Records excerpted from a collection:
*-*-*

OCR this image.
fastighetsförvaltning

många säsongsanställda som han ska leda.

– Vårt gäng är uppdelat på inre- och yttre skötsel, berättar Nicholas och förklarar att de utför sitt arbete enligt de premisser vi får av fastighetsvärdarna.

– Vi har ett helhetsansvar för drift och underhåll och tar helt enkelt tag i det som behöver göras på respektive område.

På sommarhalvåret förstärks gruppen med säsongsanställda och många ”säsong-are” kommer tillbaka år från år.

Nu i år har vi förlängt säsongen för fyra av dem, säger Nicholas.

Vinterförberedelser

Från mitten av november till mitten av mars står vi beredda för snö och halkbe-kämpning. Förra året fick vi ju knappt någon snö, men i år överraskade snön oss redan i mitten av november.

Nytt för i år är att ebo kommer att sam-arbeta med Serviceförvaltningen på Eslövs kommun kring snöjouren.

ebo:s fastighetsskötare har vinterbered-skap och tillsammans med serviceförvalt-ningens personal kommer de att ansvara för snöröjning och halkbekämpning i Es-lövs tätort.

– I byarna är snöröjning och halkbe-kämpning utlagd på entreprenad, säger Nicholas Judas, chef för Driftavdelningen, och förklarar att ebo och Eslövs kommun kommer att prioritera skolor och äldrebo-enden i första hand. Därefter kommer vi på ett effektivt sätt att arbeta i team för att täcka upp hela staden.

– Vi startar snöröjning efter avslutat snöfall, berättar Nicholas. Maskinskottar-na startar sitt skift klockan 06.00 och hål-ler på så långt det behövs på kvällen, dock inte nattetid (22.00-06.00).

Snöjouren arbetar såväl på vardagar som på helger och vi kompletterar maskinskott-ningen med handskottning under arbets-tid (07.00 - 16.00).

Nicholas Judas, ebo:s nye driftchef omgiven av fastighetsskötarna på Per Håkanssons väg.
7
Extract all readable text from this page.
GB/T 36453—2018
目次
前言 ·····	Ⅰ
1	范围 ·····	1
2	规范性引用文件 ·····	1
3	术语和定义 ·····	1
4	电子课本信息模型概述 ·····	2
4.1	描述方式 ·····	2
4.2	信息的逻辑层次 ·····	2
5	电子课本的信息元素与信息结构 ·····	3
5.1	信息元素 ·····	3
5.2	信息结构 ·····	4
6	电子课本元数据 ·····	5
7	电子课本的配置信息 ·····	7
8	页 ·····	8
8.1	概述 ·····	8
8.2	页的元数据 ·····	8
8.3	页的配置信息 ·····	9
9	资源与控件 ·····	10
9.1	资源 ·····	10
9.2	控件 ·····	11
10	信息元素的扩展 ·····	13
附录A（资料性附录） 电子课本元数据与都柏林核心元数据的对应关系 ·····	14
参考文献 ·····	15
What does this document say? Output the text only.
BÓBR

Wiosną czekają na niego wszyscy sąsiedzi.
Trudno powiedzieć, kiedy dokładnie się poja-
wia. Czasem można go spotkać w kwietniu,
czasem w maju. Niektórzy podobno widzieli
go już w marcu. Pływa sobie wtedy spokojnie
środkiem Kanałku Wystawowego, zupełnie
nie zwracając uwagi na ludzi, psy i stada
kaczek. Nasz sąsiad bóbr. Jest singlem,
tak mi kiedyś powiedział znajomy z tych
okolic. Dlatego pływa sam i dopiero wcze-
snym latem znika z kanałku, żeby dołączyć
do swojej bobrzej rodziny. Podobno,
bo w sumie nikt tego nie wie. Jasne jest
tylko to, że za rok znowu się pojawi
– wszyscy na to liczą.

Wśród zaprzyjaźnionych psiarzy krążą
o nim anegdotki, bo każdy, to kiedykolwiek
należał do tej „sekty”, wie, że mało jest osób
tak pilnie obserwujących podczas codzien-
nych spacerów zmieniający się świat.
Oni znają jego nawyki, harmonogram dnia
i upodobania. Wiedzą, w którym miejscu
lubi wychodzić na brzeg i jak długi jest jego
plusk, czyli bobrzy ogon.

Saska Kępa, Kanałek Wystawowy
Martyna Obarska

*-*-*

STATED TASK –
Say how many lines in the entries contain the string "Eslövs", and say nothing else.

COMPLETED EXERCISE –
2